#### [Input data]
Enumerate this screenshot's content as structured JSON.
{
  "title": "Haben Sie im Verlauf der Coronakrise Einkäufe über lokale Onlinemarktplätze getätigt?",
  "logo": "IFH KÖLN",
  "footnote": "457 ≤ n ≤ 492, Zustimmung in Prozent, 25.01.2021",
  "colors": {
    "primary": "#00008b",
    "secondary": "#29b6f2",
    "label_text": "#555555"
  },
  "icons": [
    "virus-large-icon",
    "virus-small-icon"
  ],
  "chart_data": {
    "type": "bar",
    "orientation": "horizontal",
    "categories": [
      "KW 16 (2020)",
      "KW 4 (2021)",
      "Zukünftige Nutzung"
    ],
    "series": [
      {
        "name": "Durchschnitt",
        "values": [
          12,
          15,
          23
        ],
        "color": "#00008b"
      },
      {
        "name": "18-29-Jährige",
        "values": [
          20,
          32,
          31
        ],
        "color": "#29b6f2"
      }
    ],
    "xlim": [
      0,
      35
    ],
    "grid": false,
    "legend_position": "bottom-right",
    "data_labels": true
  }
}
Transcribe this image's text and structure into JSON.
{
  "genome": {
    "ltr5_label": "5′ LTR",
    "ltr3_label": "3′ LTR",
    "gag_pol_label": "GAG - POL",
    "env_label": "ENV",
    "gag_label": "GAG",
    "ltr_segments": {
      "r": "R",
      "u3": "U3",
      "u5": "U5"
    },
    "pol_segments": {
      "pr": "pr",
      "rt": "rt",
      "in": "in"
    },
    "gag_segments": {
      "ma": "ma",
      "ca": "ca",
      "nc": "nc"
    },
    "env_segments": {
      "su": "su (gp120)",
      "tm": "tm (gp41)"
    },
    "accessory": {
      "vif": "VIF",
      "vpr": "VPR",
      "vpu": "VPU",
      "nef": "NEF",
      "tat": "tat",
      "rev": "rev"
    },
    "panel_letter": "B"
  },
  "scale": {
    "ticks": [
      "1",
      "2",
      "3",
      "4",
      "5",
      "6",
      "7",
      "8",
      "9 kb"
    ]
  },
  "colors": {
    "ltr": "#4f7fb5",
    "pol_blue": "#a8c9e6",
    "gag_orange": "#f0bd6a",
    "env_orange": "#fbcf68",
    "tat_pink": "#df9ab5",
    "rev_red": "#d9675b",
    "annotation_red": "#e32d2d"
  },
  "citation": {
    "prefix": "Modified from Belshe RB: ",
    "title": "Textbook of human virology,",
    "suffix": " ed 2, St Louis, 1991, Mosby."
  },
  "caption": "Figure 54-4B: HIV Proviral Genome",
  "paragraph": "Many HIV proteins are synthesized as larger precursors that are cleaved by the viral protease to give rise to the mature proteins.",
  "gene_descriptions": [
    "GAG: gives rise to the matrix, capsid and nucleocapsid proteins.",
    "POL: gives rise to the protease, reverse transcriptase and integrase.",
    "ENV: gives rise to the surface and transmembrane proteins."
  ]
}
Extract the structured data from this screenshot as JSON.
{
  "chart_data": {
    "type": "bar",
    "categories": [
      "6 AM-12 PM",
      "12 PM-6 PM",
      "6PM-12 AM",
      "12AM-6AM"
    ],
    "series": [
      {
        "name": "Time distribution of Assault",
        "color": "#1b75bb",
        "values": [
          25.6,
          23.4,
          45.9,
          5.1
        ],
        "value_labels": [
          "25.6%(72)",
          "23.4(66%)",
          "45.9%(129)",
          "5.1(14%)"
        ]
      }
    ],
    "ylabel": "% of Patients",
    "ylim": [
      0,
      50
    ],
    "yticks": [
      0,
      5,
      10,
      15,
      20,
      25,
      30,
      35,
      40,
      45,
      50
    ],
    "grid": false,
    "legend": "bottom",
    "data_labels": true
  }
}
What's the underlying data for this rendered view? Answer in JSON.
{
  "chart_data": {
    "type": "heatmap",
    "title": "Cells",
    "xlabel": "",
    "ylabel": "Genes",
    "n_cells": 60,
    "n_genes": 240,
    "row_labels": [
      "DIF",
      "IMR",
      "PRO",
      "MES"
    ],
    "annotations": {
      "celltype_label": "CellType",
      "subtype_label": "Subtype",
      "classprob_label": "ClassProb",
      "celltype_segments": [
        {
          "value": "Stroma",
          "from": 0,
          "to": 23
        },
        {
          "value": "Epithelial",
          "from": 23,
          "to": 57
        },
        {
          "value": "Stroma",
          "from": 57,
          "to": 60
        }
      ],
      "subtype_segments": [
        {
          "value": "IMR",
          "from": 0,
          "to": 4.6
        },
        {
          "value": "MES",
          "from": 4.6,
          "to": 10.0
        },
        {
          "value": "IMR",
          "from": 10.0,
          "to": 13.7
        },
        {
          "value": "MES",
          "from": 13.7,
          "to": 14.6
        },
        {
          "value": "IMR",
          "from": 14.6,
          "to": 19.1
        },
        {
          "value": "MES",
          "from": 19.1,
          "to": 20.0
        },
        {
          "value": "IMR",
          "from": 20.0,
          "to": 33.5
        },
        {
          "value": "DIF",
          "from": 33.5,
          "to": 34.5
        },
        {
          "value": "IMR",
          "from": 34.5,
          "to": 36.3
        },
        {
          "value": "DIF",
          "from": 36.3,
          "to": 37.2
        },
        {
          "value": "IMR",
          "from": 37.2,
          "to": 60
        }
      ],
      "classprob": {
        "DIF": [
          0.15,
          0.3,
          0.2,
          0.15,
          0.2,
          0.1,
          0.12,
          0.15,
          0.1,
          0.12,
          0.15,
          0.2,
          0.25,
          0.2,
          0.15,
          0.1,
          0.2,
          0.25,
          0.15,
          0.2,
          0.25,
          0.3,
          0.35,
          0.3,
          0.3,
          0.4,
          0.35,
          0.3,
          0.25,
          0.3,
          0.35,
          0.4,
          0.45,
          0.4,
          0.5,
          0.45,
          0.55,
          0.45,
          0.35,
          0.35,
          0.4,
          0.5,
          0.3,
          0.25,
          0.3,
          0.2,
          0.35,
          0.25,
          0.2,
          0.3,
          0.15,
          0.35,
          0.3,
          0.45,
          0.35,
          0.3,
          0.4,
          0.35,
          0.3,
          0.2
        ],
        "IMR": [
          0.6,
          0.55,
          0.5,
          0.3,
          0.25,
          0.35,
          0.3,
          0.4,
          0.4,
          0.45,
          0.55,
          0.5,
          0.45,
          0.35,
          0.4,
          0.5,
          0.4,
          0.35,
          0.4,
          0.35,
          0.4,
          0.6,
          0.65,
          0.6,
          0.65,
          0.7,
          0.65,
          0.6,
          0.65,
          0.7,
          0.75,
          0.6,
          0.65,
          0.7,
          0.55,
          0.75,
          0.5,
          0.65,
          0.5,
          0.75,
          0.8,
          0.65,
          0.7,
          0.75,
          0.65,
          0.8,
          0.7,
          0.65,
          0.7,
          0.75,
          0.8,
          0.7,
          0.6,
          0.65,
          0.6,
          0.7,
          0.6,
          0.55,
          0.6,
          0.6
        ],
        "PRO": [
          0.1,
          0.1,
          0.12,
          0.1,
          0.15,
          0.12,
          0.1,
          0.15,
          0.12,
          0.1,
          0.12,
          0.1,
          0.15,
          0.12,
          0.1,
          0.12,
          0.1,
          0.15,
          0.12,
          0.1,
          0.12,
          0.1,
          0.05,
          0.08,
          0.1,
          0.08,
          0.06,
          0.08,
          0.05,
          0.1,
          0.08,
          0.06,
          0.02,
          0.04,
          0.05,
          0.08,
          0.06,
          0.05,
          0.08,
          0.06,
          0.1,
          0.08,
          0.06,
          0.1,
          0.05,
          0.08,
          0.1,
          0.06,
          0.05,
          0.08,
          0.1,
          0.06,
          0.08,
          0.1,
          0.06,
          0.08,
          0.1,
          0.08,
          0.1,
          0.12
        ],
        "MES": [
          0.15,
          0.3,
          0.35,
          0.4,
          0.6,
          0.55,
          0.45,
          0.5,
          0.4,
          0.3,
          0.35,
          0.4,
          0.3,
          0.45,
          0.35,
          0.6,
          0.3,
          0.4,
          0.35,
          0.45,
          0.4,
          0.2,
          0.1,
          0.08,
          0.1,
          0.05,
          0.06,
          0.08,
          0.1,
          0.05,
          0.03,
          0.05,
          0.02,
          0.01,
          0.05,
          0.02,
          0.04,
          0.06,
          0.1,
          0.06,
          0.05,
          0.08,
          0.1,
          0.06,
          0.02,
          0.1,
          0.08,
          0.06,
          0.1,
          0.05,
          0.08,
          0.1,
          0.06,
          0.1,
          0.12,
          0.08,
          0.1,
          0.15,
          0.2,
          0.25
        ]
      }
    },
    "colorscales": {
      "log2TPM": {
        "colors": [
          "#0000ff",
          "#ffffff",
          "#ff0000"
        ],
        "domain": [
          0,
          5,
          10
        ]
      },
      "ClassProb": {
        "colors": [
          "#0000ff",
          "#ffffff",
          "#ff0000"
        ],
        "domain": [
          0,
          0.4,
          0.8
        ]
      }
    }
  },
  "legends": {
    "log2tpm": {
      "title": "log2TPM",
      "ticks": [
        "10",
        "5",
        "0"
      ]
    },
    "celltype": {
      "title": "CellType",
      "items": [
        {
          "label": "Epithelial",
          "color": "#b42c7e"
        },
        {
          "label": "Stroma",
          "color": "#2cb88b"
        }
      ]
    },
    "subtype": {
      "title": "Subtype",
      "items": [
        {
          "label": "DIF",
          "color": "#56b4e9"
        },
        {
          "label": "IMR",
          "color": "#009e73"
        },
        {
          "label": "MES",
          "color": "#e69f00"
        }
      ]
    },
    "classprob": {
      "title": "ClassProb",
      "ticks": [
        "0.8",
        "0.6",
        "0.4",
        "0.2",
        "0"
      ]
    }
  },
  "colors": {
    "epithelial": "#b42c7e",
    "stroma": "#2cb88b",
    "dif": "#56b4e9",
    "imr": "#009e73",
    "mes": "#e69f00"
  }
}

#### [What you have to do]
Your task is to show every line of the listing above containing "name".

#### [Written response]
        "name": "Durchschnitt",
        "name": "18-29-Jährige",
        "name": "Time distribution of Assault",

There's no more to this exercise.